• _TASK DETAILS_
Check each line of the records for "median"; collect those that have it.

• _DATA ENTRIES_
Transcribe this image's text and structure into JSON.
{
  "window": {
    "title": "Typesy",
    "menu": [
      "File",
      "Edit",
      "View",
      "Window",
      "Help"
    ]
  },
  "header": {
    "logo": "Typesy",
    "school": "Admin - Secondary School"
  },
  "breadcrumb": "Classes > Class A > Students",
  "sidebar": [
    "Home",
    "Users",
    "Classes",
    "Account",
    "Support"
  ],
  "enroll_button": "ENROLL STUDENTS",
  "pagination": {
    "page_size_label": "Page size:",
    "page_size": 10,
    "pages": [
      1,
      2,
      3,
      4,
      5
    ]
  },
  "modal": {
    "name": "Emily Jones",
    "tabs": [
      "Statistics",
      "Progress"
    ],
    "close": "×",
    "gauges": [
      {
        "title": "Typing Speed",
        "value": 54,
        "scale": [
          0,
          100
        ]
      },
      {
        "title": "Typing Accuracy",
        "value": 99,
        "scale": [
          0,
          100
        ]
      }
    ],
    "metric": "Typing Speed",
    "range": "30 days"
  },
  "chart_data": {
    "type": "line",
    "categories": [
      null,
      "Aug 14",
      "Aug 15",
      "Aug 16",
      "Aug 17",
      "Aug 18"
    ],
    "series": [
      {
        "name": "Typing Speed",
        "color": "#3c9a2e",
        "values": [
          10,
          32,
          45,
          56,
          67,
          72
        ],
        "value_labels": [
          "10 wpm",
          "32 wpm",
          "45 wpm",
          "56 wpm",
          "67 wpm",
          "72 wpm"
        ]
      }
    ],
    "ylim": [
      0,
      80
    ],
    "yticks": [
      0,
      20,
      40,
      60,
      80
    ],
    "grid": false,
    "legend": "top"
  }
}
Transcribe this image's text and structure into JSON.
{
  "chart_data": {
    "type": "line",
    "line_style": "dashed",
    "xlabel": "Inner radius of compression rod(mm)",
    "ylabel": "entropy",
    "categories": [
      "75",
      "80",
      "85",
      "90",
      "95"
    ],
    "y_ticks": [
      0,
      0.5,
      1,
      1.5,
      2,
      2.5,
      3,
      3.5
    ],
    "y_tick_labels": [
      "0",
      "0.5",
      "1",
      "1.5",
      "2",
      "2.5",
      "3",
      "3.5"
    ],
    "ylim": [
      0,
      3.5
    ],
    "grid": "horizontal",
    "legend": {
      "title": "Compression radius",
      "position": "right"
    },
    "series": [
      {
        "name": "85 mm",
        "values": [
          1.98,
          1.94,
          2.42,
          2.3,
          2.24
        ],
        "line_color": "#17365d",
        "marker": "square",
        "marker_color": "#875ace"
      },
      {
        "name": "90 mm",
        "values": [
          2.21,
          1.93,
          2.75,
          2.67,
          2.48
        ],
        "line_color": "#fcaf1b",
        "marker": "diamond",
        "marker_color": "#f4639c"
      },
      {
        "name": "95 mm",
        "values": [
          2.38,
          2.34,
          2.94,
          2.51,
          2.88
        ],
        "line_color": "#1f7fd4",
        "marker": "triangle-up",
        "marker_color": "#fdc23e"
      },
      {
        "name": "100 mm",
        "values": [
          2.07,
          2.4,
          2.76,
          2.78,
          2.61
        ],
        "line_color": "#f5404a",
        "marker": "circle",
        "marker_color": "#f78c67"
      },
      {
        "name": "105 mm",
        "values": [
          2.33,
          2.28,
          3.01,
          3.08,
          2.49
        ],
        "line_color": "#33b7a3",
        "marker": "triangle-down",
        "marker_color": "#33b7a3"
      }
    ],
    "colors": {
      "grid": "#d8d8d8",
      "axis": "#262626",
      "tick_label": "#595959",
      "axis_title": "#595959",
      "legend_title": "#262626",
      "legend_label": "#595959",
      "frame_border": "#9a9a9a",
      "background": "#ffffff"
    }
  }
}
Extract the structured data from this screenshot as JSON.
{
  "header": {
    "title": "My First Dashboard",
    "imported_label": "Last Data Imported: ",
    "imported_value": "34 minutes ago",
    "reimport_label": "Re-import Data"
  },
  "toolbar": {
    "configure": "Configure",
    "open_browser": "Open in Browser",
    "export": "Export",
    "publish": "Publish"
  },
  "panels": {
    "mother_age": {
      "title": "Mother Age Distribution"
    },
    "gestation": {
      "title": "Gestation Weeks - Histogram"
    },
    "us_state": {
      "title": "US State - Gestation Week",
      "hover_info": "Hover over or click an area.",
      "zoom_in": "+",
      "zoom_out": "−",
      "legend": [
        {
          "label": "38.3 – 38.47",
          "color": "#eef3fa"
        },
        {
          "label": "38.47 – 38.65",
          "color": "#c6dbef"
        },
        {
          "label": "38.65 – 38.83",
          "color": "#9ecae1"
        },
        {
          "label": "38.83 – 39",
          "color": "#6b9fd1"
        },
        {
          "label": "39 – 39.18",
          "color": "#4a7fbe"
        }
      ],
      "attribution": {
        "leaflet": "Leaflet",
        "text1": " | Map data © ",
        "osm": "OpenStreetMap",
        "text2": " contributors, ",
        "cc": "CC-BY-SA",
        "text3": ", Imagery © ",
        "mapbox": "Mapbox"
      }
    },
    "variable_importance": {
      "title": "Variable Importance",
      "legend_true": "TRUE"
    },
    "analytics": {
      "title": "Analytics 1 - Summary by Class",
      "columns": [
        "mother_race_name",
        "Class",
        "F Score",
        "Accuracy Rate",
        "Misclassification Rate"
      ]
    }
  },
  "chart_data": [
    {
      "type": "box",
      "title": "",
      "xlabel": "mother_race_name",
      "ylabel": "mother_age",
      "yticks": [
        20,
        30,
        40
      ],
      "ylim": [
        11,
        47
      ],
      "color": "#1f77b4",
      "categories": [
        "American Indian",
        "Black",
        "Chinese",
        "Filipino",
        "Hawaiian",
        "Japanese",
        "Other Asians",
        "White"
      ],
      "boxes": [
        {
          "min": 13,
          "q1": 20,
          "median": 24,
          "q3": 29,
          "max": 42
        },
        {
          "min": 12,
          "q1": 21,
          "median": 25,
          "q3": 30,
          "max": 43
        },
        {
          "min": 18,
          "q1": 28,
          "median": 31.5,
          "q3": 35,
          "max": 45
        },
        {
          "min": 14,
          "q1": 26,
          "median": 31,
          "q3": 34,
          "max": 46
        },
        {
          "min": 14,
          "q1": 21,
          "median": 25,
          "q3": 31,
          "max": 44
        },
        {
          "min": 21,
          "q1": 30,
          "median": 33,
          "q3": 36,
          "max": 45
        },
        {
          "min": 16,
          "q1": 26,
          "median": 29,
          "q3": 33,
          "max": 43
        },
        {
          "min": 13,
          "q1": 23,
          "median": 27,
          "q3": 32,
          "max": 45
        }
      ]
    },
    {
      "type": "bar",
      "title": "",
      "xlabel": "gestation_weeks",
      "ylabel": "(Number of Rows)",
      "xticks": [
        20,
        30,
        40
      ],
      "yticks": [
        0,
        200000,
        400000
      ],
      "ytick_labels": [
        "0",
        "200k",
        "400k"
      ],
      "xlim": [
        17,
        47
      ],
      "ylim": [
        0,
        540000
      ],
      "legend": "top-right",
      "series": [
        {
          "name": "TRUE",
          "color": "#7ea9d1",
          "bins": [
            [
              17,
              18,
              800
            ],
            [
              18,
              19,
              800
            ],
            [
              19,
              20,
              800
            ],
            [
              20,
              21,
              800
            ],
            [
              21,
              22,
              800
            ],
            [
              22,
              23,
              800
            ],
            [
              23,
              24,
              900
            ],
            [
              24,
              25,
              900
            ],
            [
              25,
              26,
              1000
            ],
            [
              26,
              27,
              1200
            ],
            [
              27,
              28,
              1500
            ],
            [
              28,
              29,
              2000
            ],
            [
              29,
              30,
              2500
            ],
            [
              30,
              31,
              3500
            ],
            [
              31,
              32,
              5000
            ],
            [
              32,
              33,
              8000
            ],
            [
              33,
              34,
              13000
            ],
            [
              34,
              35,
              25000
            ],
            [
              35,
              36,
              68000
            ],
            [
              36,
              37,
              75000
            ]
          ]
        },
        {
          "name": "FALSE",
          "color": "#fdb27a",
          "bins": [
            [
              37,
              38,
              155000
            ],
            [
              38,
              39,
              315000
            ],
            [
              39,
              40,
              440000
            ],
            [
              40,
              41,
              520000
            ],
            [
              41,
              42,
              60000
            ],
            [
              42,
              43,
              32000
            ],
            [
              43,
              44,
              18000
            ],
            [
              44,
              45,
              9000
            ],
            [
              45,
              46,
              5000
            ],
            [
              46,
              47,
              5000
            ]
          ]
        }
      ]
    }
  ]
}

• _EXERCISE RESPONSE_
          "median": 24,
          "median": 25,
          "median": 31.5,
          "median": 31,
          "median": 25,
          "median": 33,
          "median": 29,
          "median": 27,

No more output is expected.